§ Given request
Filter this material down to the lines that hold "structured", copying each one.
** start of Data shown **
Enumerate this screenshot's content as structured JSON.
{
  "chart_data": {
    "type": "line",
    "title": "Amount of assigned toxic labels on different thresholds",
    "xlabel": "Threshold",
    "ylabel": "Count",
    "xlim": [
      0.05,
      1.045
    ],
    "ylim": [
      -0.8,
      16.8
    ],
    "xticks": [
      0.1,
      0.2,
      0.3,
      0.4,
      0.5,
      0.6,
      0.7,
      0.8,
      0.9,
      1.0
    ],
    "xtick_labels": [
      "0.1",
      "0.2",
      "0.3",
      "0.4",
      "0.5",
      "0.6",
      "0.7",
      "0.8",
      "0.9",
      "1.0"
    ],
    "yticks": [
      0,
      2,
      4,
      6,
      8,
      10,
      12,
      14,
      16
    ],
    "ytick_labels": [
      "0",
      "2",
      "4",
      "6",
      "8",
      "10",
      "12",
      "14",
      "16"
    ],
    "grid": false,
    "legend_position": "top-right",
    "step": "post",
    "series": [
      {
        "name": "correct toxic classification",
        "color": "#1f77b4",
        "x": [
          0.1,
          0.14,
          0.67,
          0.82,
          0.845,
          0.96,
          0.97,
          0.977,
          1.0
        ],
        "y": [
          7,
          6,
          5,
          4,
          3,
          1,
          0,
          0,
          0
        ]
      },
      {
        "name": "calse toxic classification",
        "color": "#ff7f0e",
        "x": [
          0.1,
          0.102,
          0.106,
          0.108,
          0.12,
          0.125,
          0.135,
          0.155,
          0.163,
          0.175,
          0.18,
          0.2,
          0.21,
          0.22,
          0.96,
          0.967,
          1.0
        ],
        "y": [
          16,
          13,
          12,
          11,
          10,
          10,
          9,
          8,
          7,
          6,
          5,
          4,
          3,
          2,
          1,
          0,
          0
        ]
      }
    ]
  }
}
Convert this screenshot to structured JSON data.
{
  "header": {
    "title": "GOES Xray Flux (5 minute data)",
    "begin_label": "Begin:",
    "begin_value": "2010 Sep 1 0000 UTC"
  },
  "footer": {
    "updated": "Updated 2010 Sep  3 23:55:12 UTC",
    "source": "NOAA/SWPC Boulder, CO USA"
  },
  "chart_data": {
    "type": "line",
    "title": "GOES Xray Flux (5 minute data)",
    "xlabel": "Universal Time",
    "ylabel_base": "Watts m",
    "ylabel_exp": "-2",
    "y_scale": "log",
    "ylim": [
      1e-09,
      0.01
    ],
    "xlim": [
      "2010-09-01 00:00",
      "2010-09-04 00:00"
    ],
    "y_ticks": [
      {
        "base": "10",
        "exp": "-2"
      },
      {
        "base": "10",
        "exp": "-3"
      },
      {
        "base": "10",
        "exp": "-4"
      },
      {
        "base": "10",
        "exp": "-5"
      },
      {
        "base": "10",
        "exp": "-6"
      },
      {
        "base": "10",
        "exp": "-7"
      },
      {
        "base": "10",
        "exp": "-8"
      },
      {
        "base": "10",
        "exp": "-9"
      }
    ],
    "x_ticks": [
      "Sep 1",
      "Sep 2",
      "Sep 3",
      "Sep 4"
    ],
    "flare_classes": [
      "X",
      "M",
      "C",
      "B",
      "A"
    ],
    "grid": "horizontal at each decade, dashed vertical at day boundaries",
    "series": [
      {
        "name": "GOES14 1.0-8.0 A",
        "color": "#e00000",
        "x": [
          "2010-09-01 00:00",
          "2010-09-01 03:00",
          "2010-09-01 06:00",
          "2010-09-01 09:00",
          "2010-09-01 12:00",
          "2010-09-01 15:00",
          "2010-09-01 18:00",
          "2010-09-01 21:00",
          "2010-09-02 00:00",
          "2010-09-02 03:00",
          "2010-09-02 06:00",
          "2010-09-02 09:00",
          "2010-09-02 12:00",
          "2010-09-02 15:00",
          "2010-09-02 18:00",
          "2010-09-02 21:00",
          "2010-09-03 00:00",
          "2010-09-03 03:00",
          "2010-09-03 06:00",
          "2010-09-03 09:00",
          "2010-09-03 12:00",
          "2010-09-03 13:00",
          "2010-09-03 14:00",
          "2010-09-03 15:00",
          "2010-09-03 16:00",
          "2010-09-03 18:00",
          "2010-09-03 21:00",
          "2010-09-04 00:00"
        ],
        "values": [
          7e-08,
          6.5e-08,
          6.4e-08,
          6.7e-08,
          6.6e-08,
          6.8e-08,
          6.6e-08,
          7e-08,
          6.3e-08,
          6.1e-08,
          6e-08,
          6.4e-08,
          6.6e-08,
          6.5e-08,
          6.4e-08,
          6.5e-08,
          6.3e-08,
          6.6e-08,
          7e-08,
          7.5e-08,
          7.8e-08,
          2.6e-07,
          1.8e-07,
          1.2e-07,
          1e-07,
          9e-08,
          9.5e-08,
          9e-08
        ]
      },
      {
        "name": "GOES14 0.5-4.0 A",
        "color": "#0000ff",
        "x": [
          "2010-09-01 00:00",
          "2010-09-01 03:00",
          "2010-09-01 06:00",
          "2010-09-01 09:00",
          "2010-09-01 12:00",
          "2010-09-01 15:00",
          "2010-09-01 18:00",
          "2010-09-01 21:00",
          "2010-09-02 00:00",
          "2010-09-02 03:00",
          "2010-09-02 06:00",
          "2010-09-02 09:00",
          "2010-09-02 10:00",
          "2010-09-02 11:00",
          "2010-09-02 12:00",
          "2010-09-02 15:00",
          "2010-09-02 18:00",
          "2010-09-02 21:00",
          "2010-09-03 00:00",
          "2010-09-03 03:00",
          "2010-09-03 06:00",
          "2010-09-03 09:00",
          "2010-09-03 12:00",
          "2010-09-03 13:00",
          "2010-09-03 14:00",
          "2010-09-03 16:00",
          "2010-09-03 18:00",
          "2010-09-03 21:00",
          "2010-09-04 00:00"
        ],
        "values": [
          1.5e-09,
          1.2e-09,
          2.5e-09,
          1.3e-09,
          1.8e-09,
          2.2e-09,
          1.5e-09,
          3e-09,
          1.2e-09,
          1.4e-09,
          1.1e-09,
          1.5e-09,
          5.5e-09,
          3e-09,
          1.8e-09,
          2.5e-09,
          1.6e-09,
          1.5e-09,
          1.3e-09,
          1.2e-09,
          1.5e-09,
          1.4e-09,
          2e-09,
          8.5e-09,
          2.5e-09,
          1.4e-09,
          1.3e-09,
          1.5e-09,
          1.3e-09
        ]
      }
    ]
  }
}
** end of Data shown **
§ Finished exercise
Enumerate this screenshot's content as structured JSON.
Convert this screenshot to structured JSON data.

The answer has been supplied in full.